- **WHAT YOU NEED TO DO**
Can you transcribe every line exactly and leave the pictures behind?

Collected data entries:
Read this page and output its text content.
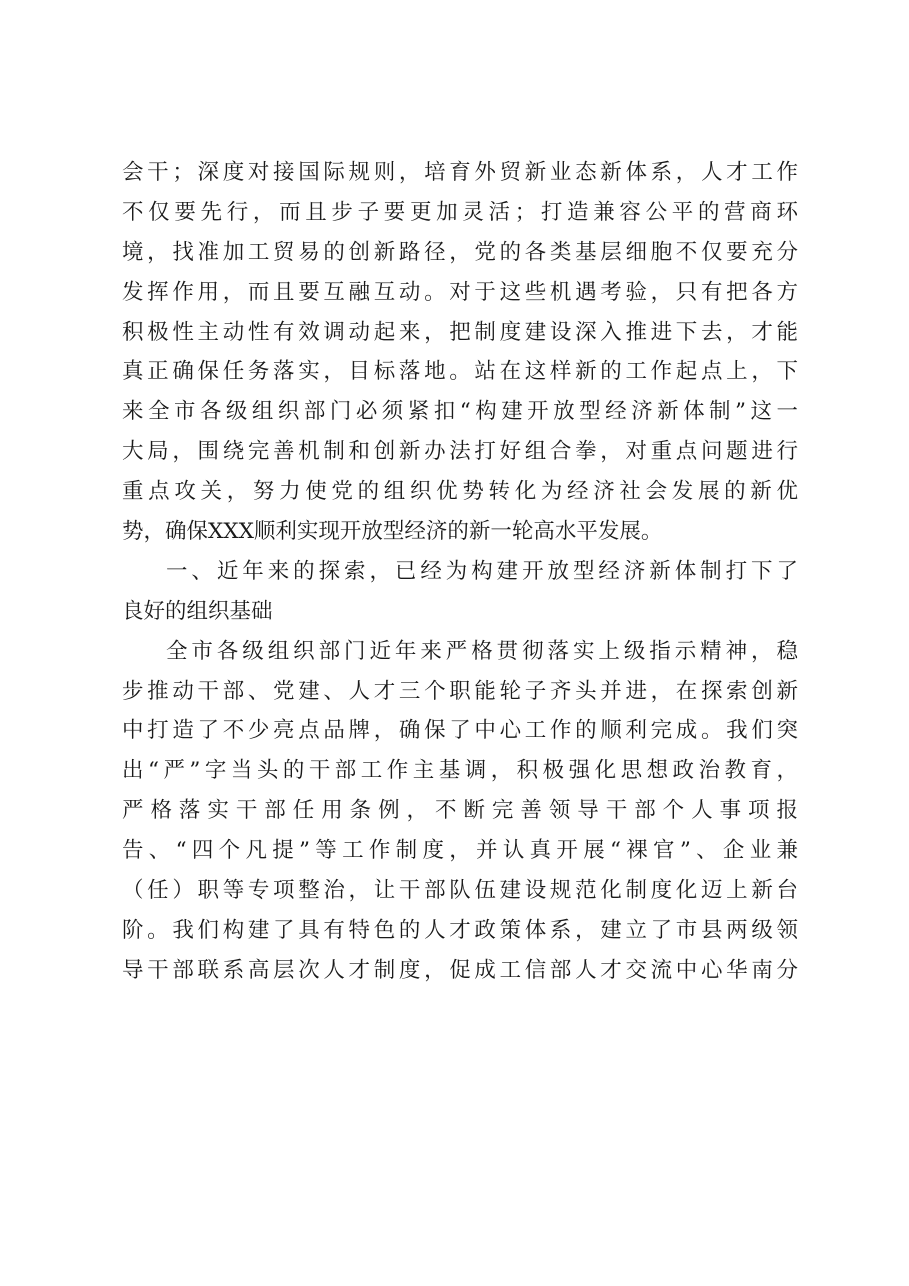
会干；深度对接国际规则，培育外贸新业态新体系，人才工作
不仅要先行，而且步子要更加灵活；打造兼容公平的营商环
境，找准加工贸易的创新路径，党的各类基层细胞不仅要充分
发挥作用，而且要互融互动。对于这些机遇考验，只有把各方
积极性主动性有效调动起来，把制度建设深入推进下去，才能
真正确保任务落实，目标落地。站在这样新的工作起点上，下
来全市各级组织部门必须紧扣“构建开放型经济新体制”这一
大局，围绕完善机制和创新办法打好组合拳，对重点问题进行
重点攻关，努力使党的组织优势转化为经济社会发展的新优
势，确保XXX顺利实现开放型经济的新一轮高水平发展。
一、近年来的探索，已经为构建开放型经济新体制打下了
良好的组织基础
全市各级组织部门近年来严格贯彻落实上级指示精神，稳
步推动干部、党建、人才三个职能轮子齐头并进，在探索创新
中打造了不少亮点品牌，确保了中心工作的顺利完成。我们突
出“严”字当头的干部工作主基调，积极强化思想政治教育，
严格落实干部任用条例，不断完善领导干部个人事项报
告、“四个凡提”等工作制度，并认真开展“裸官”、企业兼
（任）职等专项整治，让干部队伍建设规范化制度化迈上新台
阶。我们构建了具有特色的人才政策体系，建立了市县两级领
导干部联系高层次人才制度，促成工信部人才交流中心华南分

- **SOLVED EXERCISE**
Read this page and output its text content.
会干；深度对接国际规则，培育外贸新业态新体系，人才工作
不仅要先行，而且步子要更加灵活；打造兼容公平的营商环
境，找准加工贸易的创新路径，党的各类基层细胞不仅要充分
发挥作用，而且要互融互动。对于这些机遇考验，只有把各方
积极性主动性有效调动起来，把制度建设深入推进下去，才能
真正确保任务落实，目标落地。站在这样新的工作起点上，下
来全市各级组织部门必须紧扣“构建开放型经济新体制”这一
大局，围绕完善机制和创新办法打好组合拳，对重点问题进行
重点攻关，努力使党的组织优势转化为经济社会发展的新优
势，确保XXX顺利实现开放型经济的新一轮高水平发展。
一、近年来的探索，已经为构建开放型经济新体制打下了
良好的组织基础
全市各级组织部门近年来严格贯彻落实上级指示精神，稳
步推动干部、党建、人才三个职能轮子齐头并进，在探索创新
中打造了不少亮点品牌，确保了中心工作的顺利完成。我们突
出“严”字当头的干部工作主基调，积极强化思想政治教育，
严格落实干部任用条例，不断完善领导干部个人事项报
告、“四个凡提”等工作制度，并认真开展“裸官”、企业兼
（任）职等专项整治，让干部队伍建设规范化制度化迈上新台
阶。我们构建了具有特色的人才政策体系，建立了市县两级领
导干部联系高层次人才制度，促成工信部人才交流中心华南分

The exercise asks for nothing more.